**DATA SUPPLIED:**

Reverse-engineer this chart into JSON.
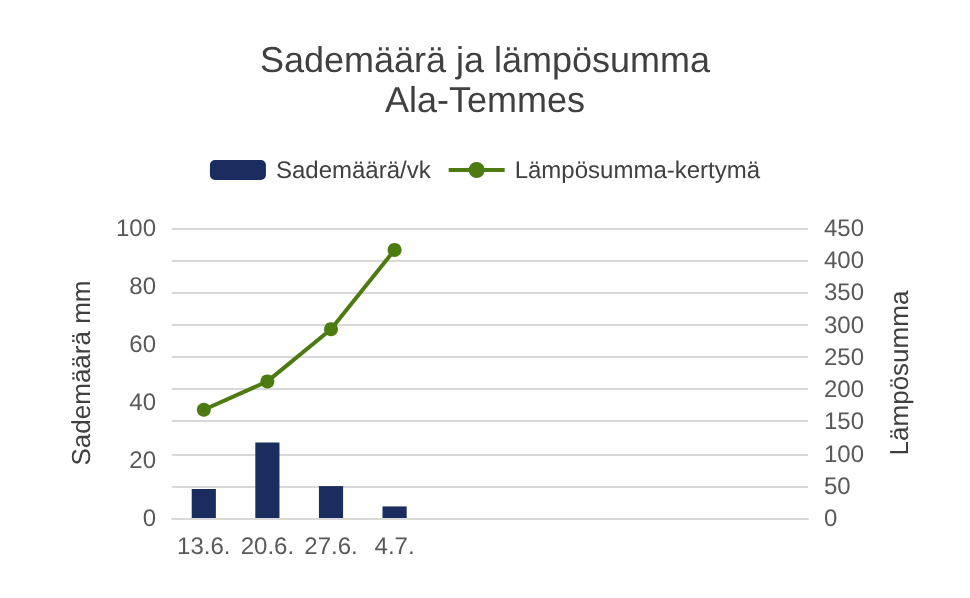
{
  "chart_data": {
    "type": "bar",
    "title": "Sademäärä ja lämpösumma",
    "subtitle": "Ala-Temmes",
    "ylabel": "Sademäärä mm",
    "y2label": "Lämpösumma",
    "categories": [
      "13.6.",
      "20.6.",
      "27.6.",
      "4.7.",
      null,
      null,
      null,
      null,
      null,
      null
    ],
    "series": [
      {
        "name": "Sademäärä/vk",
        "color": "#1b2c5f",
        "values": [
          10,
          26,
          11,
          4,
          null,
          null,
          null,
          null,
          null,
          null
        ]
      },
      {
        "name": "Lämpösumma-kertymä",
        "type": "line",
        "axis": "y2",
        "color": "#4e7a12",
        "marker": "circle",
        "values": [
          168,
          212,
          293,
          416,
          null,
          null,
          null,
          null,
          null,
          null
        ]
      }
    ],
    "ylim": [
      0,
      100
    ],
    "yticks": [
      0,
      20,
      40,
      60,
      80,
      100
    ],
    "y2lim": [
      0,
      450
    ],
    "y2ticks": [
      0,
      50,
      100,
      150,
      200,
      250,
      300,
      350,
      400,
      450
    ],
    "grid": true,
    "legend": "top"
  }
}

**WHAT IS BEING ASKED:**
Make an exact copy of the data, leaving its pictures out.

**SOLUTION TO THIS TASK:**
Reverse-engineer this chart into JSON.
{
  "chart_data": {
    "type": "bar",
    "title": "Sademäärä ja lämpösumma",
    "subtitle": "Ala-Temmes",
    "ylabel": "Sademäärä mm",
    "y2label": "Lämpösumma",
    "categories": [
      "13.6.",
      "20.6.",
      "27.6.",
      "4.7.",
      null,
      null,
      null,
      null,
      null,
      null
    ],
    "series": [
      {
        "name": "Sademäärä/vk",
        "color": "#1b2c5f",
        "values": [
          10,
          26,
          11,
          4,
          null,
          null,
          null,
          null,
          null,
          null
        ]
      },
      {
        "name": "Lämpösumma-kertymä",
        "type": "line",
        "axis": "y2",
        "color": "#4e7a12",
        "marker": "circle",
        "values": [
          168,
          212,
          293,
          416,
          null,
          null,
          null,
          null,
          null,
          null
        ]
      }
    ],
    "ylim": [
      0,
      100
    ],
    "yticks": [
      0,
      20,
      40,
      60,
      80,
      100
    ],
    "y2lim": [
      0,
      450
    ],
    "y2ticks": [
      0,
      50,
      100,
      150,
      200,
      250,
      300,
      350,
      400,
      450
    ],
    "grid": true,
    "legend": "top"
  }
}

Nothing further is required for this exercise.